== Listed records ==
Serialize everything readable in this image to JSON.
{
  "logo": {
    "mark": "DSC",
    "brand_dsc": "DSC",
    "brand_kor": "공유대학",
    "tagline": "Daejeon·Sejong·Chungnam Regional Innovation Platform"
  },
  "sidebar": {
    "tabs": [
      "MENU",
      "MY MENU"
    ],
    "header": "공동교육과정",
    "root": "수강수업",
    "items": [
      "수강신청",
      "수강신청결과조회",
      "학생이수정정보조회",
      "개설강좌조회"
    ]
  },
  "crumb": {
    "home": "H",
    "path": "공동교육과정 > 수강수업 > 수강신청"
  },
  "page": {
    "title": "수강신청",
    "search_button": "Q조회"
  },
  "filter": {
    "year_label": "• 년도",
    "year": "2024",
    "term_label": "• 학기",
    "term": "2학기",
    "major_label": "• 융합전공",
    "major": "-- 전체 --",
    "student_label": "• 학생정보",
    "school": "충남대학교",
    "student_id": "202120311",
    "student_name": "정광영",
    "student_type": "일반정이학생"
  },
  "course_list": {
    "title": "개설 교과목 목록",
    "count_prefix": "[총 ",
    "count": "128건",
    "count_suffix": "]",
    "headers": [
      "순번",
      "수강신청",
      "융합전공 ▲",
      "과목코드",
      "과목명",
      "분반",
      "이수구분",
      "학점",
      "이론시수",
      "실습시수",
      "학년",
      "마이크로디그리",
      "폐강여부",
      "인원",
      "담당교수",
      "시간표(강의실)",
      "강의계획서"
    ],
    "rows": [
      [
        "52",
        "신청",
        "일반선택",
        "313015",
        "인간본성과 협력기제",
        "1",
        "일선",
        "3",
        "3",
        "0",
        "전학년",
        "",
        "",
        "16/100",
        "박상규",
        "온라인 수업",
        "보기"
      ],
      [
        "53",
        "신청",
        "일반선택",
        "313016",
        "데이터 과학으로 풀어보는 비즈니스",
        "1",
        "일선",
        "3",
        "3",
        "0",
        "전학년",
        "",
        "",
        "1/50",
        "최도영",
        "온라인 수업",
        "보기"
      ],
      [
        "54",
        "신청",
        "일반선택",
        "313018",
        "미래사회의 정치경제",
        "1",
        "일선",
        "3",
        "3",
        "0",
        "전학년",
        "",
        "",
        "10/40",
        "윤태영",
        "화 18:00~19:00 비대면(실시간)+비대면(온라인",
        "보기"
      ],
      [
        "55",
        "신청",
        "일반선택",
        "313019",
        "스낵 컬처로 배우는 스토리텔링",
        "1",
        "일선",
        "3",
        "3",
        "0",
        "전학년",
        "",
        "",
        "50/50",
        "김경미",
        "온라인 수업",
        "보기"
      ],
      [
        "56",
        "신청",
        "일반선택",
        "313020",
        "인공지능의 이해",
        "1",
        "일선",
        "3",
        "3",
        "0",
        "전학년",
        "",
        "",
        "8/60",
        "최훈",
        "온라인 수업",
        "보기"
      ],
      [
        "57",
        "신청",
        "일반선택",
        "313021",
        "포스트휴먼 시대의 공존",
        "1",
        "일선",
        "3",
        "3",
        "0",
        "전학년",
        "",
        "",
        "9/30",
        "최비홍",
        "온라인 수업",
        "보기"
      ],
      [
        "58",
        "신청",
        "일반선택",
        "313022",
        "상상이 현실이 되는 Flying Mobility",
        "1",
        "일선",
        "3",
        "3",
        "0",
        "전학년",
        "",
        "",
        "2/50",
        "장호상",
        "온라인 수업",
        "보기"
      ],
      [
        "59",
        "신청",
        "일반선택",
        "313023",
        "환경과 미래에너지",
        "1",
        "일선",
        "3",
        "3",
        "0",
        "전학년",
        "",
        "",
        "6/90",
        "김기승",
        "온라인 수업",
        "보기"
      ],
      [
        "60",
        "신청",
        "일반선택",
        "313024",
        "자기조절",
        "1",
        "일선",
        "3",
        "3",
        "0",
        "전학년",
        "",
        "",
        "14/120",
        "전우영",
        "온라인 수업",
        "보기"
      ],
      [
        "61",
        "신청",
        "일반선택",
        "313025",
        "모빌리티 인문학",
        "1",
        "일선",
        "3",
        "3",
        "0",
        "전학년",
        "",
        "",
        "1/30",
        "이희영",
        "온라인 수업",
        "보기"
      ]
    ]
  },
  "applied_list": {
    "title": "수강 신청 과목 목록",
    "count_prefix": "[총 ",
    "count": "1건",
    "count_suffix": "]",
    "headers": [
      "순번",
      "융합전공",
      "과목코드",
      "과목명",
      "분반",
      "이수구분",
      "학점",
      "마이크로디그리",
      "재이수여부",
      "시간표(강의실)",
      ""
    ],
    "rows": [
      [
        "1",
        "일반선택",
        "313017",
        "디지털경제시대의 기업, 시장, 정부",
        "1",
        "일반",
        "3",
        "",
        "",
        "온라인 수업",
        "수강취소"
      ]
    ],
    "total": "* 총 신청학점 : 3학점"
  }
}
===
## Problem description
Write the material out again in its entirety, exactly as shown.

## Answer to this exercise
Serialize everything readable in this image to JSON.
{
  "logo": {
    "mark": "DSC",
    "brand_dsc": "DSC",
    "brand_kor": "공유대학",
    "tagline": "Daejeon·Sejong·Chungnam Regional Innovation Platform"
  },
  "sidebar": {
    "tabs": [
      "MENU",
      "MY MENU"
    ],
    "header": "공동교육과정",
    "root": "수강수업",
    "items": [
      "수강신청",
      "수강신청결과조회",
      "학생이수정정보조회",
      "개설강좌조회"
    ]
  },
  "crumb": {
    "home": "H",
    "path": "공동교육과정 > 수강수업 > 수강신청"
  },
  "page": {
    "title": "수강신청",
    "search_button": "Q조회"
  },
  "filter": {
    "year_label": "• 년도",
    "year": "2024",
    "term_label": "• 학기",
    "term": "2학기",
    "major_label": "• 융합전공",
    "major": "-- 전체 --",
    "student_label": "• 학생정보",
    "school": "충남대학교",
    "student_id": "202120311",
    "student_name": "정광영",
    "student_type": "일반정이학생"
  },
  "course_list": {
    "title": "개설 교과목 목록",
    "count_prefix": "[총 ",
    "count": "128건",
    "count_suffix": "]",
    "headers": [
      "순번",
      "수강신청",
      "융합전공 ▲",
      "과목코드",
      "과목명",
      "분반",
      "이수구분",
      "학점",
      "이론시수",
      "실습시수",
      "학년",
      "마이크로디그리",
      "폐강여부",
      "인원",
      "담당교수",
      "시간표(강의실)",
      "강의계획서"
    ],
    "rows": [
      [
        "52",
        "신청",
        "일반선택",
        "313015",
        "인간본성과 협력기제",
        "1",
        "일선",
        "3",
        "3",
        "0",
        "전학년",
        "",
        "",
        "16/100",
        "박상규",
        "온라인 수업",
        "보기"
      ],
      [
        "53",
        "신청",
        "일반선택",
        "313016",
        "데이터 과학으로 풀어보는 비즈니스",
        "1",
        "일선",
        "3",
        "3",
        "0",
        "전학년",
        "",
        "",
        "1/50",
        "최도영",
        "온라인 수업",
        "보기"
      ],
      [
        "54",
        "신청",
        "일반선택",
        "313018",
        "미래사회의 정치경제",
        "1",
        "일선",
        "3",
        "3",
        "0",
        "전학년",
        "",
        "",
        "10/40",
        "윤태영",
        "화 18:00~19:00 비대면(실시간)+비대면(온라인",
        "보기"
      ],
      [
        "55",
        "신청",
        "일반선택",
        "313019",
        "스낵 컬처로 배우는 스토리텔링",
        "1",
        "일선",
        "3",
        "3",
        "0",
        "전학년",
        "",
        "",
        "50/50",
        "김경미",
        "온라인 수업",
        "보기"
      ],
      [
        "56",
        "신청",
        "일반선택",
        "313020",
        "인공지능의 이해",
        "1",
        "일선",
        "3",
        "3",
        "0",
        "전학년",
        "",
        "",
        "8/60",
        "최훈",
        "온라인 수업",
        "보기"
      ],
      [
        "57",
        "신청",
        "일반선택",
        "313021",
        "포스트휴먼 시대의 공존",
        "1",
        "일선",
        "3",
        "3",
        "0",
        "전학년",
        "",
        "",
        "9/30",
        "최비홍",
        "온라인 수업",
        "보기"
      ],
      [
        "58",
        "신청",
        "일반선택",
        "313022",
        "상상이 현실이 되는 Flying Mobility",
        "1",
        "일선",
        "3",
        "3",
        "0",
        "전학년",
        "",
        "",
        "2/50",
        "장호상",
        "온라인 수업",
        "보기"
      ],
      [
        "59",
        "신청",
        "일반선택",
        "313023",
        "환경과 미래에너지",
        "1",
        "일선",
        "3",
        "3",
        "0",
        "전학년",
        "",
        "",
        "6/90",
        "김기승",
        "온라인 수업",
        "보기"
      ],
      [
        "60",
        "신청",
        "일반선택",
        "313024",
        "자기조절",
        "1",
        "일선",
        "3",
        "3",
        "0",
        "전학년",
        "",
        "",
        "14/120",
        "전우영",
        "온라인 수업",
        "보기"
      ],
      [
        "61",
        "신청",
        "일반선택",
        "313025",
        "모빌리티 인문학",
        "1",
        "일선",
        "3",
        "3",
        "0",
        "전학년",
        "",
        "",
        "1/30",
        "이희영",
        "온라인 수업",
        "보기"
      ]
    ]
  },
  "applied_list": {
    "title": "수강 신청 과목 목록",
    "count_prefix": "[총 ",
    "count": "1건",
    "count_suffix": "]",
    "headers": [
      "순번",
      "융합전공",
      "과목코드",
      "과목명",
      "분반",
      "이수구분",
      "학점",
      "마이크로디그리",
      "재이수여부",
      "시간표(강의실)",
      ""
    ],
    "rows": [
      [
        "1",
        "일반선택",
        "313017",
        "디지털경제시대의 기업, 시장, 정부",
        "1",
        "일반",
        "3",
        "",
        "",
        "온라인 수업",
        "수강취소"
      ]
    ],
    "total": "* 총 신청학점 : 3학점"
  }
}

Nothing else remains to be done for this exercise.